Extracted information ->
# # #
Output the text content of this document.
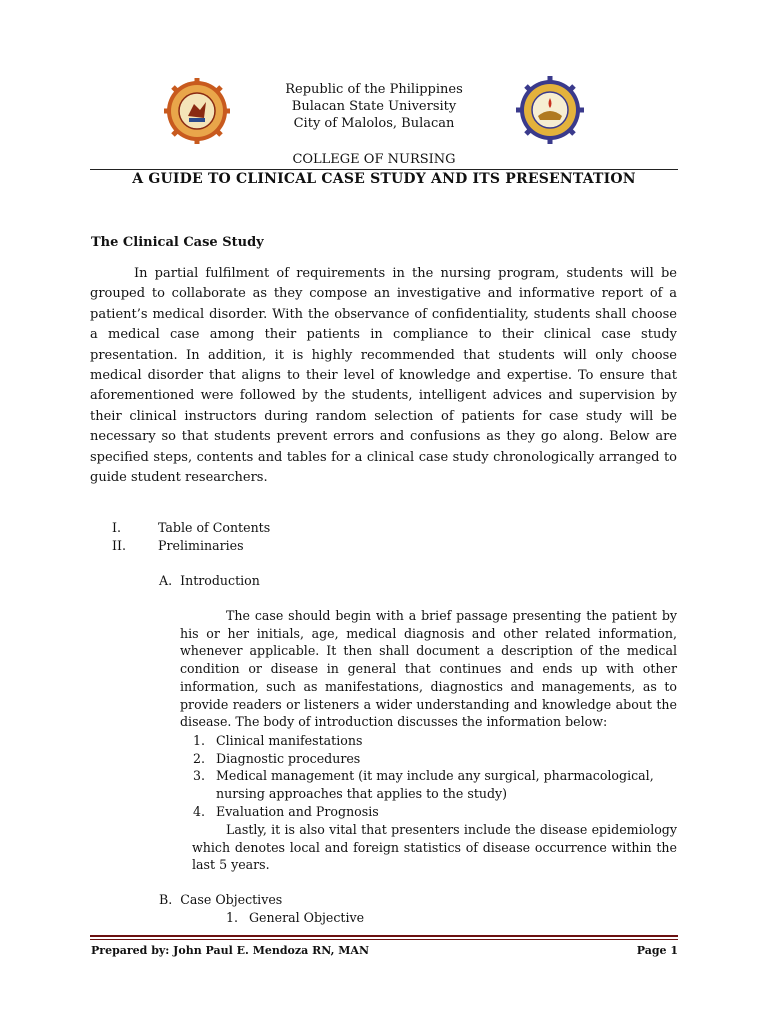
Republic of the Philippines
Bulacan State University
City of Malolos, Bulacan
COLLEGE OF NURSING
A GUIDE TO CLINICAL CASE STUDY AND ITS PRESENTATION
The Clinical Case Study
In partial fulfilment of requirements in the nursing program, students will be grouped to collaborate as they compose an investigative and informative report of a patient’s medical disorder. With the observance of confidentiality, students shall choose a medical case among their patients in compliance to their clinical case study presentation. In addition, it is highly recommended that students will only choose medical disorder that aligns to their level of knowledge and expertise. To ensure that aforementioned were followed by the students, intelligent advices and supervision by their clinical instructors during random selection of patients for case study will be necessary so that students prevent errors and confusions as they go along. Below are specified steps, contents and tables for a clinical case study chronologically arranged to guide student researchers.
I.	Table of Contents
II.	Preliminaries
A.  Introduction
The case should begin with a brief passage presenting the patient by his or her initials, age, medical diagnosis and other related information, whenever applicable. It then shall document a description of the medical condition or disease in general that continues and ends up with other information, such as manifestations, diagnostics and managements, as to provide readers or listeners a wider understanding and knowledge about the disease. The body of introduction discusses the information below:
1. Clinical manifestations
2. Diagnostic procedures
3. Medical management (it may include any surgical, pharmacological, nursing approaches that applies to the study)
4. Evaluation and Prognosis
Lastly, it is also vital that presenters include the disease epidemiology which denotes local and foreign statistics of disease occurrence within the last 5 years.
B.  Case Objectives
1. General Objective
Prepared by: John Paul E. Mendoza RN, MAN	Page 1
# # #
Please write out every record above exactly, but leave the pictures out.

Exercise answer ->
Output the text content of this document.
Republic of the Philippines
Bulacan State University
City of Malolos, Bulacan
COLLEGE OF NURSING
A GUIDE TO CLINICAL CASE STUDY AND ITS PRESENTATION
The Clinical Case Study
In partial fulfilment of requirements in the nursing program, students will be grouped to collaborate as they compose an investigative and informative report of a patient’s medical disorder. With the observance of confidentiality, students shall choose a medical case among their patients in compliance to their clinical case study presentation. In addition, it is highly recommended that students will only choose medical disorder that aligns to their level of knowledge and expertise. To ensure that aforementioned were followed by the students, intelligent advices and supervision by their clinical instructors during random selection of patients for case study will be necessary so that students prevent errors and confusions as they go along. Below are specified steps, contents and tables for a clinical case study chronologically arranged to guide student researchers.
I.	Table of Contents
II.	Preliminaries
A.  Introduction
The case should begin with a brief passage presenting the patient by his or her initials, age, medical diagnosis and other related information, whenever applicable. It then shall document a description of the medical condition or disease in general that continues and ends up with other information, such as manifestations, diagnostics and managements, as to provide readers or listeners a wider understanding and knowledge about the disease. The body of introduction discusses the information below:
1. Clinical manifestations
2. Diagnostic procedures
3. Medical management (it may include any surgical, pharmacological, nursing approaches that applies to the study)
4. Evaluation and Prognosis
Lastly, it is also vital that presenters include the disease epidemiology which denotes local and foreign statistics of disease occurrence within the last 5 years.
B.  Case Objectives
1. General Objective
Prepared by: John Paul E. Mendoza RN, MAN	Page 1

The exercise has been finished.